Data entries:
★ ★ ★ ★
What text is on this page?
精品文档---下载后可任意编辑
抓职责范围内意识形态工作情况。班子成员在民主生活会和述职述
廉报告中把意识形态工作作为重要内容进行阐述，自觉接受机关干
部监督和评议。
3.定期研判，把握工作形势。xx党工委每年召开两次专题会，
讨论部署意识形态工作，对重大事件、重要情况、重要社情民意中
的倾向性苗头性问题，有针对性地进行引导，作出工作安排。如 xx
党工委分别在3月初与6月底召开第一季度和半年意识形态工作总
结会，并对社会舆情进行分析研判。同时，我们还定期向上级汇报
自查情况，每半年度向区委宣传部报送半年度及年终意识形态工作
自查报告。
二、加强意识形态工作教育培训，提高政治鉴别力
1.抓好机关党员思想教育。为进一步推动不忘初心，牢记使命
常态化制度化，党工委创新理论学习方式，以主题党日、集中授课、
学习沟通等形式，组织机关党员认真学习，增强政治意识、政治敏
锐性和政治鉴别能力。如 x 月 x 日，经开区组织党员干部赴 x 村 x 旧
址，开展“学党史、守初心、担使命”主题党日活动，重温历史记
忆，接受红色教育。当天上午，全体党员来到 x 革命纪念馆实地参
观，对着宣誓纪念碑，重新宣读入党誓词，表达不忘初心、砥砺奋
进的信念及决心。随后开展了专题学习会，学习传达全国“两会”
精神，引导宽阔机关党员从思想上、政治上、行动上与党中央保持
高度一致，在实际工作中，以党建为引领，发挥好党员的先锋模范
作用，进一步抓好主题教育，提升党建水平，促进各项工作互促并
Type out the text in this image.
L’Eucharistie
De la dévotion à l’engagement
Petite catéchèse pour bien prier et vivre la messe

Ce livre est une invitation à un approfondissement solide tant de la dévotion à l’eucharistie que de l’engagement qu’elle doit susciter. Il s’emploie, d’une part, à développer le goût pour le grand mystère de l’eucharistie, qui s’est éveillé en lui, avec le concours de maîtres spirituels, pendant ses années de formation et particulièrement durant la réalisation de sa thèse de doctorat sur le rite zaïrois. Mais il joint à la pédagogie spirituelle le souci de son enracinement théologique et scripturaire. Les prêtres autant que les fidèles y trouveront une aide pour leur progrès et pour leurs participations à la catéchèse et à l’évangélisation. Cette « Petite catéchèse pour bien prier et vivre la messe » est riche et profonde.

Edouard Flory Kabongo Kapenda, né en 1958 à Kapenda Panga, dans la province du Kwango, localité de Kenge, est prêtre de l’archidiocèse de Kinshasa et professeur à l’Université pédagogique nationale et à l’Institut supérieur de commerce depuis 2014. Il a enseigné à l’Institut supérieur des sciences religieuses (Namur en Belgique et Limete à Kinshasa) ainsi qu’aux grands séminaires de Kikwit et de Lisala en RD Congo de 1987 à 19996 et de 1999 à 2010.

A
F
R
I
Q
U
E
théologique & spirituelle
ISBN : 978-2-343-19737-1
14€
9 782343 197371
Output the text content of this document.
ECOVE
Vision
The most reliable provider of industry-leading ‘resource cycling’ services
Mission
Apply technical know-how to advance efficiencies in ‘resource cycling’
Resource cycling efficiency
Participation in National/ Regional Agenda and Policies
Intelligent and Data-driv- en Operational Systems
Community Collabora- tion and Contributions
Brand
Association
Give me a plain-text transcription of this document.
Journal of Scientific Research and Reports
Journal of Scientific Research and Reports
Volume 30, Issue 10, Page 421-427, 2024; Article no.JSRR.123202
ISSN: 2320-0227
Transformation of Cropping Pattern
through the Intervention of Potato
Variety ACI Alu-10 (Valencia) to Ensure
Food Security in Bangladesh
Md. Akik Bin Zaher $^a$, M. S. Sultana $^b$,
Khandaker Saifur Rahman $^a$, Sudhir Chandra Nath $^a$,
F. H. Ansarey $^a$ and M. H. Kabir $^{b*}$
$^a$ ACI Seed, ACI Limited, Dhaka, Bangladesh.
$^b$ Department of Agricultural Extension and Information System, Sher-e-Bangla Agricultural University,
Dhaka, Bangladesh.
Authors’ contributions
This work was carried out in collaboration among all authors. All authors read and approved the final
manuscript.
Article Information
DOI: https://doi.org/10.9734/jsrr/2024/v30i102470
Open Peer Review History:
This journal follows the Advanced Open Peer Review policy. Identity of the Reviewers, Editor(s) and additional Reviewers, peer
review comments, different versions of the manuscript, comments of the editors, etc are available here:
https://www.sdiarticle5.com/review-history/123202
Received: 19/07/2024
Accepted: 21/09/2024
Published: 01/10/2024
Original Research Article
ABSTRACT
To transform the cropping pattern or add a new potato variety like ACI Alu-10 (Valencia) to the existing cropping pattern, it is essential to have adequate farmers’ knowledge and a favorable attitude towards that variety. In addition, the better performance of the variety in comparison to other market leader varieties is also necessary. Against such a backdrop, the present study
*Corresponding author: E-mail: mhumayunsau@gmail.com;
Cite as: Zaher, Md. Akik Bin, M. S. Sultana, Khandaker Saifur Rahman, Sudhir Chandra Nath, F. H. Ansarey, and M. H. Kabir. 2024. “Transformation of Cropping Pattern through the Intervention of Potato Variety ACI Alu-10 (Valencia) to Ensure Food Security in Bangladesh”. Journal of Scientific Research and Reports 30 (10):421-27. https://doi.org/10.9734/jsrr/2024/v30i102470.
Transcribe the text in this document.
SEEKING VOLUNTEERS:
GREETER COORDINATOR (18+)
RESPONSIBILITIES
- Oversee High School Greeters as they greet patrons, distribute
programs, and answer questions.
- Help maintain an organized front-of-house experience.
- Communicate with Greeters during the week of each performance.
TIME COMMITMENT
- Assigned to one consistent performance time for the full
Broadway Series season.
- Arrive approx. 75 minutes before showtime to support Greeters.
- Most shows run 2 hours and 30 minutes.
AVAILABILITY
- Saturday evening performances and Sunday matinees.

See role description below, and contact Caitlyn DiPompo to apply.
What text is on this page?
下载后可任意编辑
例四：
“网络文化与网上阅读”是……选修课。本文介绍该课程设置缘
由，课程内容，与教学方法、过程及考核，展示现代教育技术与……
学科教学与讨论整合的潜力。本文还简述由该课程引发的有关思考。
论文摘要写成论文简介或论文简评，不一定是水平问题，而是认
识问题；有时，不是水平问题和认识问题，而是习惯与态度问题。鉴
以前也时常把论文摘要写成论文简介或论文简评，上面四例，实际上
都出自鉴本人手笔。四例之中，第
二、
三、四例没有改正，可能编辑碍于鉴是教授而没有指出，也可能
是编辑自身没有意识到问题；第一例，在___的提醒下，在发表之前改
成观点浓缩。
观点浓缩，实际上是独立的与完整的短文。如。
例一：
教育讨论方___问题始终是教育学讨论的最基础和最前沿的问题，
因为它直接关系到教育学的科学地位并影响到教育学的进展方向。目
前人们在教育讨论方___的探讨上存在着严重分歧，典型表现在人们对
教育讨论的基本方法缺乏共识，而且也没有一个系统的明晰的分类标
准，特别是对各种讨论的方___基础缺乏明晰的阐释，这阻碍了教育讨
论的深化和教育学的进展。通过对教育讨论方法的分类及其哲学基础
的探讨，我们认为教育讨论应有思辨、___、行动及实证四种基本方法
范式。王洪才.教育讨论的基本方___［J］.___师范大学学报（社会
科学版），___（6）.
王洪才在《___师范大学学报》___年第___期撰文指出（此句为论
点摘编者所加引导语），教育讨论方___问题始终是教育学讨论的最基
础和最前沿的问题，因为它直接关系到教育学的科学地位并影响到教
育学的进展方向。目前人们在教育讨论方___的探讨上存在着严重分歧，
★ ★ ★ ★
_What to work on_
Copy every line from the records above that contains the word "Open".

_Problem solution_
Open Peer Review History:
This journal follows the Advanced Open Peer Review policy. Identity of the Reviewers, Editor(s) and additional Reviewers, peer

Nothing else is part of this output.